__GIVEN PROBLEM__.
Wherever the word "this" shows up in a line, please copy that line.

* Begin PROVIDED ENTRIES *

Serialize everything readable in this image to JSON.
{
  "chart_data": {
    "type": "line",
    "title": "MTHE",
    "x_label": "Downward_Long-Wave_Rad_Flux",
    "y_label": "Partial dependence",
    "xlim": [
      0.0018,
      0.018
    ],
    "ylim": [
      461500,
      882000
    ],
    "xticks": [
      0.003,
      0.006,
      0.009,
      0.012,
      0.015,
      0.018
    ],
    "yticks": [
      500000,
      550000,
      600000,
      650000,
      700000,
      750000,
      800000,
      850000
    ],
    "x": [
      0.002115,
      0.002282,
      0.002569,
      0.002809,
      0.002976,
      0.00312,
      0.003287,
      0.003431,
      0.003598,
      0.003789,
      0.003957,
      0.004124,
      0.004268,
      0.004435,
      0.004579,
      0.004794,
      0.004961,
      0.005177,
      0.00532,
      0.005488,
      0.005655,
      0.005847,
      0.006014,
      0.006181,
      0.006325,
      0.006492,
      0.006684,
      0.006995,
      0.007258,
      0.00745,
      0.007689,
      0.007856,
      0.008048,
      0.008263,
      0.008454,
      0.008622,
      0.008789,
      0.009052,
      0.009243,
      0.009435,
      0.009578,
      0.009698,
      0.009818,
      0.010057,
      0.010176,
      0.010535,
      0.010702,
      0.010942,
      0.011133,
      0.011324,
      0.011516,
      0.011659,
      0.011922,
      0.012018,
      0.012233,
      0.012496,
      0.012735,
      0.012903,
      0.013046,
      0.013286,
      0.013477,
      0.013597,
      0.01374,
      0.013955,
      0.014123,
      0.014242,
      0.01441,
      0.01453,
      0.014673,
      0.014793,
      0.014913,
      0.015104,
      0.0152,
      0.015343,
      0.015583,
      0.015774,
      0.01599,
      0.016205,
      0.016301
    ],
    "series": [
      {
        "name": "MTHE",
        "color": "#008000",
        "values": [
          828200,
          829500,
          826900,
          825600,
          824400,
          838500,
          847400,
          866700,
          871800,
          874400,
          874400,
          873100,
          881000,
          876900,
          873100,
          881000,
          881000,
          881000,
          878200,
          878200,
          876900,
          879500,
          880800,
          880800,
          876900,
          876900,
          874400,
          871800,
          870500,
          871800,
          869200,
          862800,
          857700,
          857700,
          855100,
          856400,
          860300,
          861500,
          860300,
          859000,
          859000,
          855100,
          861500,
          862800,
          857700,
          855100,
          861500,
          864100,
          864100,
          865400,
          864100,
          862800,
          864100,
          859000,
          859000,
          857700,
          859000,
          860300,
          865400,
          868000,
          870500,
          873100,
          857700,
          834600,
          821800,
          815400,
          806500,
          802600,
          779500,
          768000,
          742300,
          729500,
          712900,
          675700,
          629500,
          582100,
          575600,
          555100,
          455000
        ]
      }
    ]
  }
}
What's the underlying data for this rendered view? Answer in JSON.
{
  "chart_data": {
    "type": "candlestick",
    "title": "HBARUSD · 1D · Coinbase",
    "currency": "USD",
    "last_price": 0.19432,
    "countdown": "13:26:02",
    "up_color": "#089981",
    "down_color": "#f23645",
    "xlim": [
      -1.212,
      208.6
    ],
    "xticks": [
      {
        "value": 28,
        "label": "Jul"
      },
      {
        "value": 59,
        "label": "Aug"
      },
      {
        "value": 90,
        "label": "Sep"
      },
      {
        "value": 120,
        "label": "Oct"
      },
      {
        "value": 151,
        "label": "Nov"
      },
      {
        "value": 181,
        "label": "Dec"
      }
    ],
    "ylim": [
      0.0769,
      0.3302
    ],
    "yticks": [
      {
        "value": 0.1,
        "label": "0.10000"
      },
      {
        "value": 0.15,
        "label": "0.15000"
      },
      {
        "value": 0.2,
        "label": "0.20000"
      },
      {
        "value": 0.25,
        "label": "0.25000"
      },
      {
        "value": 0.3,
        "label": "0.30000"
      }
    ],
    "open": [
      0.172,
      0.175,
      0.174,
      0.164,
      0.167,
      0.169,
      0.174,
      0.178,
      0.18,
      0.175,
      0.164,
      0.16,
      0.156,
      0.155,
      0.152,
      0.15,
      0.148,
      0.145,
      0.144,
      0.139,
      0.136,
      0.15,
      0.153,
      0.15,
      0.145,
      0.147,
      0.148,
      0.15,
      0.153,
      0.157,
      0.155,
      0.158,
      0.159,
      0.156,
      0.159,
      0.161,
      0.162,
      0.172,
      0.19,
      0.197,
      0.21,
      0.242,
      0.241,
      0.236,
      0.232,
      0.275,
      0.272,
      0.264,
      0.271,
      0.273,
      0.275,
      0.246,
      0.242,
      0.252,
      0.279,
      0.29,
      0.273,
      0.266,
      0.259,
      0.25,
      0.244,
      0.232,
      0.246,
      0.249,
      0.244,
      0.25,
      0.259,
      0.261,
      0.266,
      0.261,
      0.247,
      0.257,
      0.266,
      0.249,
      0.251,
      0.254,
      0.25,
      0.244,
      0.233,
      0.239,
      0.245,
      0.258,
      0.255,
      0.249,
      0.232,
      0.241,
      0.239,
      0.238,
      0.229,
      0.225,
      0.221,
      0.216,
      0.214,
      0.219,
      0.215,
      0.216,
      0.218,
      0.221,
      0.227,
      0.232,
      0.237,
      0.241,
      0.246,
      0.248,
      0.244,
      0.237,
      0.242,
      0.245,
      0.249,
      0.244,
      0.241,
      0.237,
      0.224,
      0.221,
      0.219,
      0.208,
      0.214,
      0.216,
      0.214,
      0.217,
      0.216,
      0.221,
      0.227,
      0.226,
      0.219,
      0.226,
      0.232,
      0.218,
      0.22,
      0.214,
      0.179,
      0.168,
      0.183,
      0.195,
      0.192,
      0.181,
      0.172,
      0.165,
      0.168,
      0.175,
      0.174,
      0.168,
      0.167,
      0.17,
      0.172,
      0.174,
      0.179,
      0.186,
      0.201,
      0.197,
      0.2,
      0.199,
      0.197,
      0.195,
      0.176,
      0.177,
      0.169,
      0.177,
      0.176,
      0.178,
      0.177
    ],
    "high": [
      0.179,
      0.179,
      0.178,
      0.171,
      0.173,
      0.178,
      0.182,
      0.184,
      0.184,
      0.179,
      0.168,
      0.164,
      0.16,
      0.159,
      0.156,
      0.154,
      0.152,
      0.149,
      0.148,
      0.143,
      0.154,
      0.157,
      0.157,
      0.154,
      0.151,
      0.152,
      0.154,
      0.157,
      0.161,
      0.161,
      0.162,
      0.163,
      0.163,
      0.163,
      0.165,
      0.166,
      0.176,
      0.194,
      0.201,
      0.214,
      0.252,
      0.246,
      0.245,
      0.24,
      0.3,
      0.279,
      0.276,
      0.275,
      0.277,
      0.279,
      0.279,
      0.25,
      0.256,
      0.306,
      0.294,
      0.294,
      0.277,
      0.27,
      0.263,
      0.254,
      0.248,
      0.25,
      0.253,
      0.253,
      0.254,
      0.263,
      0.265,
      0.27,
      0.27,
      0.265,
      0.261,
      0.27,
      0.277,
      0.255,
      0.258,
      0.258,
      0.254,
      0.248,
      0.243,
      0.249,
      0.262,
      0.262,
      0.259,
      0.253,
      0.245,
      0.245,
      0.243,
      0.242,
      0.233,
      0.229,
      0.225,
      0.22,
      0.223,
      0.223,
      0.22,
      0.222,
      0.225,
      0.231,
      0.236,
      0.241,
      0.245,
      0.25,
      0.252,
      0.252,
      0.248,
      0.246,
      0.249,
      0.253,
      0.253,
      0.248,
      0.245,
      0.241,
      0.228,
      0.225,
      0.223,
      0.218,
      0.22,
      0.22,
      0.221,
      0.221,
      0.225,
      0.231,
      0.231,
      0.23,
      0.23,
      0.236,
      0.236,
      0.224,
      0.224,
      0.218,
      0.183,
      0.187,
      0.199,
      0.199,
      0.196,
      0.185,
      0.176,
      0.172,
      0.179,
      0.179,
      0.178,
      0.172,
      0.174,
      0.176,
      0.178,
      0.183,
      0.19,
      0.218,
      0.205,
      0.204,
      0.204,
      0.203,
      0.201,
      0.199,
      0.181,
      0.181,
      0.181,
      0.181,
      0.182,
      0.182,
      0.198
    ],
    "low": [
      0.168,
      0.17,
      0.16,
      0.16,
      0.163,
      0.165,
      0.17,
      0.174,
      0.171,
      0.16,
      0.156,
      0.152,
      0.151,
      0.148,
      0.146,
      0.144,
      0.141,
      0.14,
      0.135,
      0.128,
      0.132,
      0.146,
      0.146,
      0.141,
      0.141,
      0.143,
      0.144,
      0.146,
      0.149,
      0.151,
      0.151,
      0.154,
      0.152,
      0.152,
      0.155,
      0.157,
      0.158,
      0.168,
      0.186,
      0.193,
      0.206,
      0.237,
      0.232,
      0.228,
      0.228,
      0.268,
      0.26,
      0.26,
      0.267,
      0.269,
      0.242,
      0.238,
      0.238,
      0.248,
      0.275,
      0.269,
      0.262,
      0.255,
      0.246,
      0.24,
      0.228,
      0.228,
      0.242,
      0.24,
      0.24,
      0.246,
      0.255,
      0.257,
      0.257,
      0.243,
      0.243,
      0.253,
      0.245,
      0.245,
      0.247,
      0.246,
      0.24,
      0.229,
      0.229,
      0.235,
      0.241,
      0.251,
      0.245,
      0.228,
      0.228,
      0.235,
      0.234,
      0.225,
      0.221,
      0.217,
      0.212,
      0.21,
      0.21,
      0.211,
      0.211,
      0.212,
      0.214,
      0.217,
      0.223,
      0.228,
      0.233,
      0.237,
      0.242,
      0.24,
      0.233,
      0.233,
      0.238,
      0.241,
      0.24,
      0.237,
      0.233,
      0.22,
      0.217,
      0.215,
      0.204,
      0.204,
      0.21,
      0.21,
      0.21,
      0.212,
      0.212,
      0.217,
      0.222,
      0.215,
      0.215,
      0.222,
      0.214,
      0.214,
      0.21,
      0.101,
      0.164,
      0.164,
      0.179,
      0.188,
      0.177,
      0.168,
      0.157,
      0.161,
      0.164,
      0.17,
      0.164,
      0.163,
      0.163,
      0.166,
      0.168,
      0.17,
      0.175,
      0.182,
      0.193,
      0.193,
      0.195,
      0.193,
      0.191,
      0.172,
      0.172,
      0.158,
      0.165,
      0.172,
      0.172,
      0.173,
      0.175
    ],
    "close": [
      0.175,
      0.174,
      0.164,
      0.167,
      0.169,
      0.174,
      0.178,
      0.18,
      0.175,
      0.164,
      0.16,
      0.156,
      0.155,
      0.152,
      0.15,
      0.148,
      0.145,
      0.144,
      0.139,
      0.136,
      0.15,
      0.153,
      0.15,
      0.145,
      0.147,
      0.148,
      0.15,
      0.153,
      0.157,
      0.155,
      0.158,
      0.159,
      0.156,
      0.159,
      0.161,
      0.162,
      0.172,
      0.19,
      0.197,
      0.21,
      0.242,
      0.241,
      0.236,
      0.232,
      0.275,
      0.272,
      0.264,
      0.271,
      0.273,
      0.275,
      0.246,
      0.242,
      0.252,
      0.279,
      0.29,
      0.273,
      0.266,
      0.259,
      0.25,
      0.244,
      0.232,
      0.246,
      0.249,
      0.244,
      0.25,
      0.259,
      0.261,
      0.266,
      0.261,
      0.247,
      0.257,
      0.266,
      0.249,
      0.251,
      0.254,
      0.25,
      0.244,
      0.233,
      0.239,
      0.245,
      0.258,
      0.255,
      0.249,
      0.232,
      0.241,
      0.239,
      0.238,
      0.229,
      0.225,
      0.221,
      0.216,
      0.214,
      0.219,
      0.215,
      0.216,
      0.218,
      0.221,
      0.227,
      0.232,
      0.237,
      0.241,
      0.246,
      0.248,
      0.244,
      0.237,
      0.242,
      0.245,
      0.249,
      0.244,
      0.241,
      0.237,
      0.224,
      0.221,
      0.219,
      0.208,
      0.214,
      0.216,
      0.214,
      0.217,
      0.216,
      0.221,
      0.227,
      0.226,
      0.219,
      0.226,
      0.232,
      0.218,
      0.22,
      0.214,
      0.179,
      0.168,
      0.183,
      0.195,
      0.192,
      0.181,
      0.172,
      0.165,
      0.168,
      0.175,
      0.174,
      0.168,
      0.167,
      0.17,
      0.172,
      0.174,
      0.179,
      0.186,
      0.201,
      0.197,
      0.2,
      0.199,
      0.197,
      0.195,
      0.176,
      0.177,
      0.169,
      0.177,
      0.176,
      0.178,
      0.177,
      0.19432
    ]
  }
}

* End PROVIDED ENTRIES *

__TASK SOLUTION__.
Serialize everything readable in this image to JSON.
What's the underlying data for this rendered view? Answer in JSON.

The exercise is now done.